(Stored data entries)
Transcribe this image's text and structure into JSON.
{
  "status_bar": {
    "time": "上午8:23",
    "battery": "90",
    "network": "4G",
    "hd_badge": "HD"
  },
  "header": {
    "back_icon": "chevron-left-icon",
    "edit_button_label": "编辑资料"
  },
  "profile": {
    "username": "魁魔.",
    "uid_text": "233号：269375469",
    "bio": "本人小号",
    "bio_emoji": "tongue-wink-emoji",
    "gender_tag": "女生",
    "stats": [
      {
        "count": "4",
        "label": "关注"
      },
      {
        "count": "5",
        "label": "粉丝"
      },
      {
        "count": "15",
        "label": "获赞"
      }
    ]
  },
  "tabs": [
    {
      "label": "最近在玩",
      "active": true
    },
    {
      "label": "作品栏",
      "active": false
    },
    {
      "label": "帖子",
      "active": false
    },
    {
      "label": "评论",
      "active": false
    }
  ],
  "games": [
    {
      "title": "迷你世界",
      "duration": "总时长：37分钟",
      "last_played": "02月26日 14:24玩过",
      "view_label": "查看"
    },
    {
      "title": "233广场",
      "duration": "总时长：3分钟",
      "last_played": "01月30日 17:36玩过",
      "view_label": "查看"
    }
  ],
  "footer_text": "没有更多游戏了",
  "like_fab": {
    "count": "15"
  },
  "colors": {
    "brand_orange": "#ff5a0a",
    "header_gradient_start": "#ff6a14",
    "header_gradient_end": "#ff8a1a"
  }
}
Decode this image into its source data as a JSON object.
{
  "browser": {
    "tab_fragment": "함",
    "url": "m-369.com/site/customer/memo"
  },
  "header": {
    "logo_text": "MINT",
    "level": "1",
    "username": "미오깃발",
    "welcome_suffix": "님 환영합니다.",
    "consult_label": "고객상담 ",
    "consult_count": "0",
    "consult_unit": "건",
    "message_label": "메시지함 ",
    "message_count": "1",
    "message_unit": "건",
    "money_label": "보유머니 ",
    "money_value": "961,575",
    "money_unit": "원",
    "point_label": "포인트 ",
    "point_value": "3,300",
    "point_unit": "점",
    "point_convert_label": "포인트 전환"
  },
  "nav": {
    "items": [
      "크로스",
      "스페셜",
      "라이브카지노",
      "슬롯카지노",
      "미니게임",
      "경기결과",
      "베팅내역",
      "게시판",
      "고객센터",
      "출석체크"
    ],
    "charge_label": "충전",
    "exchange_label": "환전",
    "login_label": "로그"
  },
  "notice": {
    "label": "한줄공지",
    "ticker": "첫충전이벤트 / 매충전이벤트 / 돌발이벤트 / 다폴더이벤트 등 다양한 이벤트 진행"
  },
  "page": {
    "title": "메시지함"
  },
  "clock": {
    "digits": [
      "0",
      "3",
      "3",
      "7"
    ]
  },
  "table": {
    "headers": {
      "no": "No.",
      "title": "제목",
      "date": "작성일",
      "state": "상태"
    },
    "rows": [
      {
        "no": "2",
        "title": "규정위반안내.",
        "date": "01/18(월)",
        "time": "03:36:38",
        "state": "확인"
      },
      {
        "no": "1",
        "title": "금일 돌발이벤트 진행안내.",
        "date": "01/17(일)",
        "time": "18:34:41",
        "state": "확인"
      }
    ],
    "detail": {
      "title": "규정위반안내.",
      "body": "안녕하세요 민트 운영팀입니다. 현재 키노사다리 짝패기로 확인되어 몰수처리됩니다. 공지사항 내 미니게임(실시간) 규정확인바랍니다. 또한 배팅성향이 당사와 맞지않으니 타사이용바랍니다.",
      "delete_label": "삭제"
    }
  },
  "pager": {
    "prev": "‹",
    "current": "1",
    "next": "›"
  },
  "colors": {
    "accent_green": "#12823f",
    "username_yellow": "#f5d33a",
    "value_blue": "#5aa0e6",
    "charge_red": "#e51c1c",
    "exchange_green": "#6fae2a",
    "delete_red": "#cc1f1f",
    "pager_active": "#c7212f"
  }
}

### Problem to solve
Check the data for the word "title" and pull out the lines that have it.

### Expected answer
      "title": "迷你世界",
      "title": "233广场",
    "title": "메시지함"
      "title": "제목",
        "title": "규정위반안내.",
        "title": "금일 돌발이벤트 진행안내.",
      "title": "규정위반안내.",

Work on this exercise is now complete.